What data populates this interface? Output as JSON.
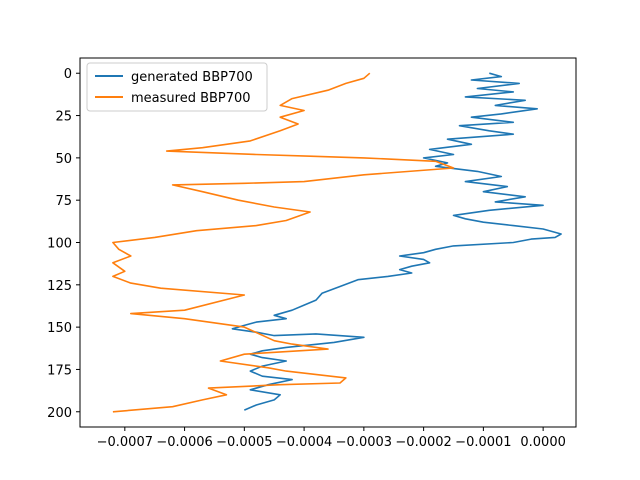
{
  "chart_data": {
    "type": "line",
    "title": "",
    "xlabel": "",
    "ylabel": "",
    "xlim": [
      -0.000775,
      5.5e-05
    ],
    "ylim": [
      209,
      -9
    ],
    "y_inverted": true,
    "grid": false,
    "legend_placement": "upper-left",
    "x_ticks": [
      -0.0007,
      -0.0006,
      -0.0005,
      -0.0004,
      -0.0003,
      -0.0002,
      -0.0001,
      0.0
    ],
    "x_tick_labels": [
      "−0.0007",
      "−0.0006",
      "−0.0005",
      "−0.0004",
      "−0.0003",
      "−0.0002",
      "−0.0001",
      "0.0000"
    ],
    "y_ticks": [
      0,
      25,
      50,
      75,
      100,
      125,
      150,
      175,
      200
    ],
    "y_tick_labels": [
      "0",
      "25",
      "50",
      "75",
      "100",
      "125",
      "150",
      "175",
      "200"
    ],
    "series": [
      {
        "name": "generated BBP700",
        "color": "#1f77b4",
        "x": [
          -9e-05,
          -7e-05,
          -0.00012,
          -4e-05,
          -0.00011,
          -5e-05,
          -0.00013,
          -3e-05,
          -8e-05,
          -1e-05,
          -7e-05,
          -0.00012,
          -5e-05,
          -0.00014,
          -9e-05,
          -5e-05,
          -0.00016,
          -0.00012,
          -0.00019,
          -0.00015,
          -0.0002,
          -0.00016,
          -0.00018,
          -0.00011,
          -7e-05,
          -0.00013,
          -6e-05,
          -0.0001,
          -3e-05,
          -8e-05,
          0.0,
          -9e-05,
          -0.00015,
          -0.00013,
          -0.0001,
          -5e-05,
          0.0,
          3e-05,
          2e-05,
          -2e-05,
          -5e-05,
          -0.00015,
          -0.00018,
          -0.0002,
          -0.00024,
          -0.0002,
          -0.00019,
          -0.00022,
          -0.00024,
          -0.00022,
          -0.00026,
          -0.00031,
          -0.00034,
          -0.00037,
          -0.00038,
          -0.0004,
          -0.00042,
          -0.00045,
          -0.00043,
          -0.00048,
          -0.0005,
          -0.00052,
          -0.00048,
          -0.00045,
          -0.00038,
          -0.0003,
          -0.00035,
          -0.00043,
          -0.00047,
          -0.00049,
          -0.00047,
          -0.00043,
          -0.00047,
          -0.00049,
          -0.00047,
          -0.00042,
          -0.00046,
          -0.00049,
          -0.00044,
          -0.00045,
          -0.00048,
          -0.0005
        ],
        "y": [
          0,
          2,
          4,
          6,
          9,
          11,
          14,
          16,
          19,
          21,
          24,
          26,
          29,
          31,
          34,
          36,
          39,
          42,
          45,
          48,
          50,
          53,
          55,
          58,
          61,
          64,
          67,
          70,
          73,
          76,
          78,
          81,
          84,
          86,
          88,
          90,
          92,
          95,
          97,
          98,
          100,
          102,
          104,
          106,
          108,
          110,
          112,
          114,
          116,
          118,
          120,
          122,
          126,
          130,
          134,
          137,
          140,
          143,
          145,
          147,
          149,
          151,
          153,
          155,
          154,
          156,
          159,
          162,
          164,
          166,
          168,
          170,
          173,
          176,
          179,
          181,
          184,
          187,
          190,
          193,
          196,
          199
        ]
      },
      {
        "name": "measured BBP700",
        "color": "#ff7f0e",
        "x": [
          -0.00029,
          -0.0003,
          -0.00033,
          -0.00036,
          -0.00042,
          -0.00044,
          -0.0004,
          -0.00044,
          -0.00041,
          -0.00044,
          -0.00049,
          -0.00057,
          -0.00063,
          -0.00048,
          -0.00039,
          -0.0003,
          -0.00018,
          -0.00015,
          -0.0003,
          -0.0004,
          -0.0005,
          -0.00062,
          -0.00057,
          -0.00051,
          -0.00045,
          -0.00039,
          -0.00043,
          -0.00048,
          -0.00058,
          -0.00065,
          -0.00072,
          -0.00071,
          -0.00069,
          -0.00072,
          -0.0007,
          -0.00072,
          -0.00069,
          -0.00064,
          -0.0005,
          -0.0006,
          -0.00069,
          -0.0006,
          -0.0005,
          -0.00045,
          -0.00042,
          -0.00036,
          -0.0005,
          -0.00054,
          -0.00046,
          -0.00043,
          -0.00033,
          -0.00034,
          -0.00044,
          -0.00056,
          -0.00053,
          -0.00057,
          -0.00062,
          -0.00072
        ],
        "y": [
          0,
          3,
          6,
          10,
          15,
          19,
          22,
          26,
          30,
          34,
          40,
          44,
          46,
          48,
          49,
          50,
          52,
          56,
          60,
          64,
          65,
          66,
          70,
          75,
          79,
          82,
          87,
          90,
          93,
          97,
          100,
          104,
          108,
          112,
          117,
          120,
          124,
          127,
          131,
          140,
          142,
          145,
          150,
          158,
          160,
          163,
          166,
          170,
          174,
          176,
          180,
          183,
          184,
          186,
          190,
          193,
          197,
          200
        ]
      }
    ]
  }
}
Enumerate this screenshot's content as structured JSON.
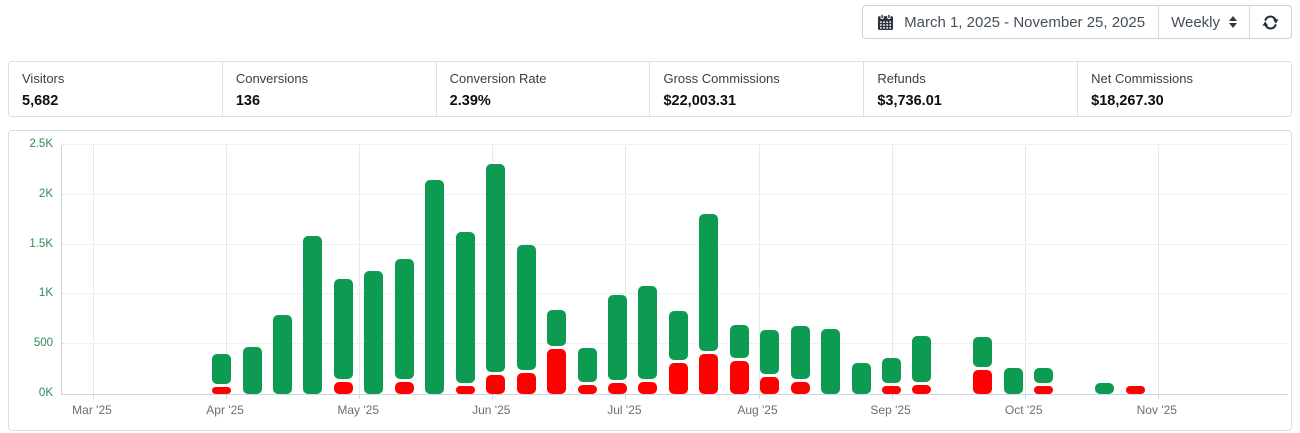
{
  "toolbar": {
    "date_range": "March 1, 2025 - November 25, 2025",
    "interval": "Weekly"
  },
  "stats": [
    {
      "label": "Visitors",
      "value": "5,682"
    },
    {
      "label": "Conversions",
      "value": "136"
    },
    {
      "label": "Conversion Rate",
      "value": "2.39%"
    },
    {
      "label": "Gross Commissions",
      "value": "$22,003.31"
    },
    {
      "label": "Refunds",
      "value": "$3,736.01"
    },
    {
      "label": "Net Commissions",
      "value": "$18,267.30"
    }
  ],
  "colors": {
    "bar_green": "#0d9b52",
    "bar_red": "#fe0000",
    "y_label": "#2e8b57",
    "x_label": "#667079"
  },
  "chart_data": {
    "type": "bar",
    "stacked": true,
    "title": "",
    "xlabel": "",
    "ylabel": "",
    "ylim": [
      0,
      2500
    ],
    "grid": true,
    "legend": false,
    "interval": "weekly",
    "y_tick_values": [
      0,
      500,
      1000,
      1500,
      2000,
      2500
    ],
    "y_tick_labels": [
      "0K",
      "500",
      "1K",
      "1.5K",
      "2K",
      "2.5K"
    ],
    "x_tick_labels": [
      "Mar '25",
      "Apr '25",
      "May '25",
      "Jun '25",
      "Jul '25",
      "Aug '25",
      "Sep '25",
      "Oct '25",
      "Nov '25"
    ],
    "series": [
      {
        "name": "Commissions",
        "color": "#0d9b52"
      },
      {
        "name": "Refunds",
        "color": "#fe0000"
      }
    ],
    "bars": [
      {
        "slot": 0,
        "green": 305,
        "red": 70
      },
      {
        "slot": 1,
        "green": 470,
        "red": 0
      },
      {
        "slot": 2,
        "green": 790,
        "red": 0
      },
      {
        "slot": 3,
        "green": 1590,
        "red": 0
      },
      {
        "slot": 4,
        "green": 1000,
        "red": 125
      },
      {
        "slot": 5,
        "green": 1240,
        "red": 0
      },
      {
        "slot": 6,
        "green": 1210,
        "red": 120
      },
      {
        "slot": 7,
        "green": 2150,
        "red": 0
      },
      {
        "slot": 8,
        "green": 1515,
        "red": 85
      },
      {
        "slot": 9,
        "green": 2090,
        "red": 190
      },
      {
        "slot": 10,
        "green": 1255,
        "red": 210
      },
      {
        "slot": 11,
        "green": 360,
        "red": 450
      },
      {
        "slot": 12,
        "green": 345,
        "red": 90
      },
      {
        "slot": 13,
        "green": 845,
        "red": 115
      },
      {
        "slot": 14,
        "green": 930,
        "red": 125
      },
      {
        "slot": 15,
        "green": 490,
        "red": 315
      },
      {
        "slot": 16,
        "green": 1375,
        "red": 405
      },
      {
        "slot": 17,
        "green": 330,
        "red": 330
      },
      {
        "slot": 18,
        "green": 445,
        "red": 170
      },
      {
        "slot": 19,
        "green": 535,
        "red": 120
      },
      {
        "slot": 20,
        "green": 650,
        "red": 0
      },
      {
        "slot": 21,
        "green": 315,
        "red": 0
      },
      {
        "slot": 22,
        "green": 255,
        "red": 80
      },
      {
        "slot": 23,
        "green": 465,
        "red": 90
      },
      {
        "slot": 25,
        "green": 305,
        "red": 240
      },
      {
        "slot": 26,
        "green": 265,
        "red": 0
      },
      {
        "slot": 27,
        "green": 150,
        "red": 80
      },
      {
        "slot": 29,
        "green": 110,
        "red": 0
      },
      {
        "slot": 30,
        "green": 0,
        "red": 80
      }
    ]
  }
}
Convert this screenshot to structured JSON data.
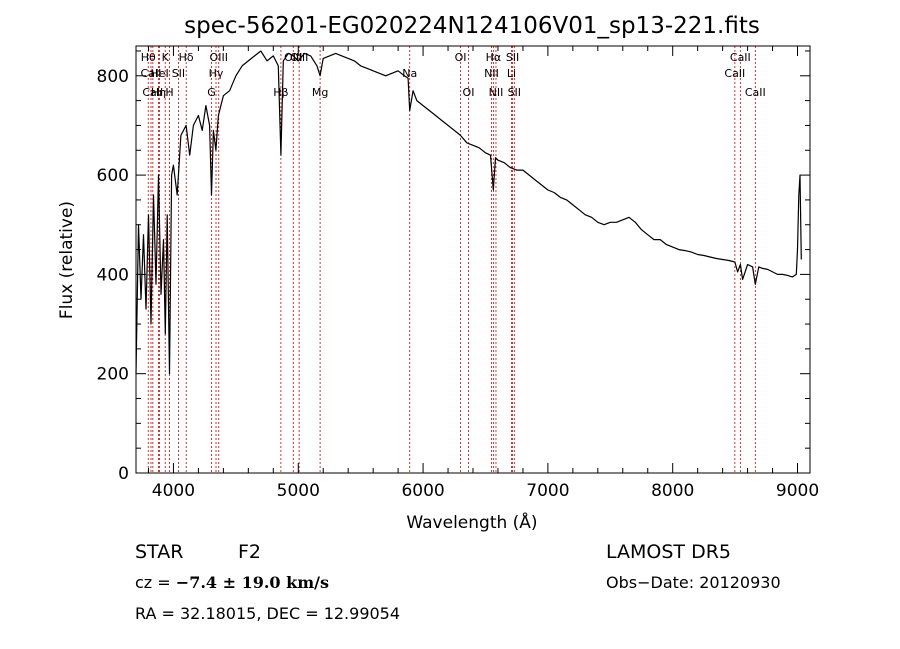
{
  "chart_data": {
    "type": "line",
    "title": "spec-56201-EG020224N124106V01_sp13-221.fits",
    "xlabel": "Wavelength (Å)",
    "ylabel": "Flux (relative)",
    "xlim": [
      3700,
      9100
    ],
    "ylim": [
      0,
      860
    ],
    "xticks": [
      "4000",
      "5000",
      "6000",
      "7000",
      "8000",
      "9000"
    ],
    "yticks": [
      "0",
      "200",
      "400",
      "600",
      "800"
    ],
    "grid": false,
    "series": [
      {
        "x": [
          3700,
          3720,
          3740,
          3760,
          3780,
          3800,
          3820,
          3840,
          3860,
          3880,
          3900,
          3920,
          3935,
          3950,
          3968,
          3985,
          4000,
          4030,
          4060,
          4101,
          4130,
          4160,
          4200,
          4230,
          4260,
          4290,
          4305,
          4320,
          4340,
          4360,
          4400,
          4450,
          4500,
          4550,
          4600,
          4650,
          4700,
          4750,
          4800,
          4840,
          4861,
          4880,
          4920,
          4960,
          5000,
          5050,
          5100,
          5150,
          5175,
          5200,
          5250,
          5300,
          5350,
          5400,
          5450,
          5500,
          5550,
          5600,
          5650,
          5700,
          5750,
          5800,
          5850,
          5880,
          5893,
          5920,
          5950,
          6000,
          6050,
          6100,
          6150,
          6200,
          6250,
          6300,
          6350,
          6400,
          6450,
          6500,
          6540,
          6563,
          6580,
          6600,
          6650,
          6700,
          6750,
          6800,
          6850,
          6900,
          6950,
          7000,
          7050,
          7100,
          7150,
          7200,
          7250,
          7300,
          7350,
          7400,
          7450,
          7500,
          7550,
          7600,
          7650,
          7700,
          7750,
          7800,
          7850,
          7900,
          7950,
          8000,
          8050,
          8100,
          8150,
          8200,
          8250,
          8300,
          8350,
          8400,
          8450,
          8498,
          8520,
          8542,
          8560,
          8600,
          8640,
          8662,
          8690,
          8720,
          8760,
          8800,
          8840,
          8880,
          8920,
          8960,
          8990,
          9000,
          9010,
          9020,
          9030
        ],
        "y": [
          200,
          500,
          350,
          480,
          330,
          520,
          300,
          560,
          380,
          600,
          360,
          470,
          280,
          520,
          200,
          600,
          620,
          560,
          680,
          700,
          640,
          700,
          720,
          690,
          740,
          700,
          560,
          690,
          650,
          720,
          760,
          770,
          800,
          820,
          830,
          840,
          850,
          830,
          840,
          820,
          640,
          830,
          845,
          840,
          830,
          845,
          840,
          820,
          800,
          835,
          840,
          845,
          840,
          835,
          830,
          820,
          815,
          810,
          805,
          800,
          805,
          810,
          800,
          795,
          730,
          770,
          750,
          740,
          730,
          720,
          710,
          700,
          690,
          680,
          665,
          660,
          655,
          645,
          640,
          570,
          635,
          630,
          625,
          615,
          610,
          610,
          600,
          590,
          580,
          570,
          565,
          555,
          550,
          540,
          530,
          520,
          515,
          505,
          500,
          505,
          505,
          510,
          515,
          505,
          490,
          480,
          470,
          470,
          460,
          455,
          450,
          448,
          445,
          440,
          438,
          435,
          432,
          430,
          428,
          425,
          405,
          420,
          390,
          420,
          415,
          380,
          415,
          412,
          410,
          405,
          400,
          400,
          398,
          395,
          400,
          450,
          560,
          600,
          430
        ]
      }
    ],
    "spectral_lines": [
      {
        "label": "Hθ",
        "x": 3798,
        "row": 1
      },
      {
        "label": "CaII",
        "x": 3820,
        "row": 2
      },
      {
        "label": "CaII",
        "x": 3835,
        "row": 3
      },
      {
        "label": "K",
        "x": 3934,
        "row": 1
      },
      {
        "label": "HeI",
        "x": 3889,
        "row": 2
      },
      {
        "label": "Hη",
        "x": 3880,
        "row": 3
      },
      {
        "label": "Hδ",
        "x": 4102,
        "row": 1
      },
      {
        "label": "SII",
        "x": 4040,
        "row": 2
      },
      {
        "label": "H",
        "x": 3969,
        "row": 3
      },
      {
        "label": "OIII",
        "x": 4363,
        "row": 1
      },
      {
        "label": "Hγ",
        "x": 4341,
        "row": 2
      },
      {
        "label": "G",
        "x": 4305,
        "row": 3
      },
      {
        "label": "Hβ",
        "x": 4861,
        "row": 3
      },
      {
        "label": "OIII",
        "x": 4960,
        "row": 1
      },
      {
        "label": "OIII",
        "x": 5007,
        "row": 1
      },
      {
        "label": "Mg",
        "x": 5175,
        "row": 3
      },
      {
        "label": "Na",
        "x": 5893,
        "row": 2
      },
      {
        "label": "OI",
        "x": 6300,
        "row": 1
      },
      {
        "label": "OI",
        "x": 6364,
        "row": 3
      },
      {
        "label": "Hα",
        "x": 6563,
        "row": 1
      },
      {
        "label": "NII",
        "x": 6548,
        "row": 2
      },
      {
        "label": "NII",
        "x": 6584,
        "row": 3
      },
      {
        "label": "SII",
        "x": 6717,
        "row": 1
      },
      {
        "label": "Li",
        "x": 6708,
        "row": 2
      },
      {
        "label": "SII",
        "x": 6731,
        "row": 3
      },
      {
        "label": "CaII",
        "x": 8542,
        "row": 1
      },
      {
        "label": "CaII",
        "x": 8498,
        "row": 2
      },
      {
        "label": "CaII",
        "x": 8662,
        "row": 3
      }
    ]
  },
  "info": {
    "object_class": "STAR",
    "subclass": "F2",
    "survey": "LAMOST  DR5",
    "cz_prefix": "cz = ",
    "cz_value": "−7.4 ± 19.0 km/s",
    "obs_date": "Obs−Date: 20120930",
    "coords": "RA =  32.18015, DEC =  12.99054"
  },
  "colors": {
    "spectrum": "#000000",
    "line_markers": "#cc0000",
    "axes": "#000000"
  }
}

## Task description
In the entries above, find each line with the word "name" and show it.

## Task response
        "name": "generated BBP700",
        "name": "measured BBP700",
        "name": "Commissions",
        "name": "Refunds",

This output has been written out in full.